> EXERCISE GOAL:
Where in the entries below does "Polygon" appear? Copy every line that has it.

───── INFORMATION SUPPLIED ─────

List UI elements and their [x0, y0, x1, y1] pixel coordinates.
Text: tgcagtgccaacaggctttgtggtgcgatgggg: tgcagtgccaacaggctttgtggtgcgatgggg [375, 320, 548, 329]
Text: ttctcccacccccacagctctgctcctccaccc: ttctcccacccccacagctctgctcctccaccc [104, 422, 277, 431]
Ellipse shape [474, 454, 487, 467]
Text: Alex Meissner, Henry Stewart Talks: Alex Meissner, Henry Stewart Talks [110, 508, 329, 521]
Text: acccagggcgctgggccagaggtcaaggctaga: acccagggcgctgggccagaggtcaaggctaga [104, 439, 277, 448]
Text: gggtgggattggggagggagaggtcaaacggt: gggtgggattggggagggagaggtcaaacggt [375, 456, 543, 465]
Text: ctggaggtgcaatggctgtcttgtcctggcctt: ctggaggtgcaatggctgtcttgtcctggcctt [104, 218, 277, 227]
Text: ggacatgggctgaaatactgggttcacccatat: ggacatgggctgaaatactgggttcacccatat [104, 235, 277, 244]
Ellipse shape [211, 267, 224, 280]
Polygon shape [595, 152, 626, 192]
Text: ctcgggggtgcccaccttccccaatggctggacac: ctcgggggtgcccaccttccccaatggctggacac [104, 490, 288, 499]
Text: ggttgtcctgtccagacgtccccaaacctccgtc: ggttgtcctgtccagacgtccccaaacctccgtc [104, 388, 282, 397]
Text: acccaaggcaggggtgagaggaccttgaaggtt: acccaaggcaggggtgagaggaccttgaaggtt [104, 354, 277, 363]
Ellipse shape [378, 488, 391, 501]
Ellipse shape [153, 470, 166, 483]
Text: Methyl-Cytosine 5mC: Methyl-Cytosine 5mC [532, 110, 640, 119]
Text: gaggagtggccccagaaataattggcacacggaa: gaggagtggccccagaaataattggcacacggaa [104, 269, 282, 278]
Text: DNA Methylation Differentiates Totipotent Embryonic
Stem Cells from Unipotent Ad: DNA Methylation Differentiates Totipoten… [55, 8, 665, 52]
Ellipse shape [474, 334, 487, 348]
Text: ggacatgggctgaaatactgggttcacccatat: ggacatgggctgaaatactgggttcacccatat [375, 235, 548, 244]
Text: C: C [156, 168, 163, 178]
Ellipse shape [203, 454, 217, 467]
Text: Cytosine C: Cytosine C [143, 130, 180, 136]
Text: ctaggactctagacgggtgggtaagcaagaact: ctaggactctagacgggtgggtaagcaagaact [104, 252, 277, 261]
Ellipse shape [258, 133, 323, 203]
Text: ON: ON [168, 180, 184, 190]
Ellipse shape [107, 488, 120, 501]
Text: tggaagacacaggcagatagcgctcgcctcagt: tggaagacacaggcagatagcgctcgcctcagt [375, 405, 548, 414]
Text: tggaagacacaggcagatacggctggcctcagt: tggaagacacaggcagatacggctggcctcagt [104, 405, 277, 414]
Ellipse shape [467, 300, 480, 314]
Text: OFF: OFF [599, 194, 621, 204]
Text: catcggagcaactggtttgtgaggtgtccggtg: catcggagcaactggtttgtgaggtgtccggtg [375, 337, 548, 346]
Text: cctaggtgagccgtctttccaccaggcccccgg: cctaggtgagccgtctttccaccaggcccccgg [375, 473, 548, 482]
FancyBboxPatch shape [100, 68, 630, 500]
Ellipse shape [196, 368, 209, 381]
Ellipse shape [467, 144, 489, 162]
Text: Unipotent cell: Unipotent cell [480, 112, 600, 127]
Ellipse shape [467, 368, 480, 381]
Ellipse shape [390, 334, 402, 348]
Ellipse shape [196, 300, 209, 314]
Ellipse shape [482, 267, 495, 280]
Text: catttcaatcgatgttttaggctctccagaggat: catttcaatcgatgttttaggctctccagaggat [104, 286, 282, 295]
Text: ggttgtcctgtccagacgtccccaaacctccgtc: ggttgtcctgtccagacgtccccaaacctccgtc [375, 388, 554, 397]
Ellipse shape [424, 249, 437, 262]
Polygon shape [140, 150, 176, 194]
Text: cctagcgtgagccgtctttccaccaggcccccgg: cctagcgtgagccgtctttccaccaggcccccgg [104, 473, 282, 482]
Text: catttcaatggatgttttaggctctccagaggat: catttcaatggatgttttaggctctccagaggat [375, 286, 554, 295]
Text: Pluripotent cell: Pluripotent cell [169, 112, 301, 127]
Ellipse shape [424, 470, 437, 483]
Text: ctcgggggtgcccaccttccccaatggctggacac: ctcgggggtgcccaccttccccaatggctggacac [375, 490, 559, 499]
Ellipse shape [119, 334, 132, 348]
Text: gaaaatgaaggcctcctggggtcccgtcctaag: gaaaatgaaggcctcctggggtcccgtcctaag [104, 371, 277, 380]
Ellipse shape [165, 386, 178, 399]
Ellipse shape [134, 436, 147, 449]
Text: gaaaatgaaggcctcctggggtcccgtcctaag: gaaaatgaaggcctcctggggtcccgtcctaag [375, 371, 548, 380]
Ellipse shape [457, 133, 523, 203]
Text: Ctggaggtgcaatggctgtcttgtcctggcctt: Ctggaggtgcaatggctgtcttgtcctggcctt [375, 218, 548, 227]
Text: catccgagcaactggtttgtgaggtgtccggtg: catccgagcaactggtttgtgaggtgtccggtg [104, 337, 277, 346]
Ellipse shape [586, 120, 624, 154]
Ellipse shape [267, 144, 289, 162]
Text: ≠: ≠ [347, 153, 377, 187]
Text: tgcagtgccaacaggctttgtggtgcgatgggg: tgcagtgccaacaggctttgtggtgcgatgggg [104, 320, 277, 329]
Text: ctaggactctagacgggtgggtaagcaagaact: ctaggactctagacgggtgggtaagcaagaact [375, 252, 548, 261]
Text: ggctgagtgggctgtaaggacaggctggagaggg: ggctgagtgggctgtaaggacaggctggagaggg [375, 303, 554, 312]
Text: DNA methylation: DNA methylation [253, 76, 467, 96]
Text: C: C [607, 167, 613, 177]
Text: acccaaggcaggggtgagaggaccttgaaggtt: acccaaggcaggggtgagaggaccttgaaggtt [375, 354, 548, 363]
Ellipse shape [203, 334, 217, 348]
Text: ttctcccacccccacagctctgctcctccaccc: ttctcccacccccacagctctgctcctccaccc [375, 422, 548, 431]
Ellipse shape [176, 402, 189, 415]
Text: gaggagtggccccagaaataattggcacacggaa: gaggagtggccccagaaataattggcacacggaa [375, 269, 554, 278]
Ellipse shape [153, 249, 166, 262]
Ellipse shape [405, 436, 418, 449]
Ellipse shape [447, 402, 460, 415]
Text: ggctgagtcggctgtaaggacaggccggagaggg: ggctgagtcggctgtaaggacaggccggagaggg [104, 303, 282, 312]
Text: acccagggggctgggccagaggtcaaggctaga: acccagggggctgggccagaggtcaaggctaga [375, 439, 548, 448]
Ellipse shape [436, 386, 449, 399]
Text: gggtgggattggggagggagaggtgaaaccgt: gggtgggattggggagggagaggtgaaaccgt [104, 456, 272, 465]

─────

> RESULT:
Polygon shape [595, 152, 626, 192]
Polygon shape [140, 150, 176, 194]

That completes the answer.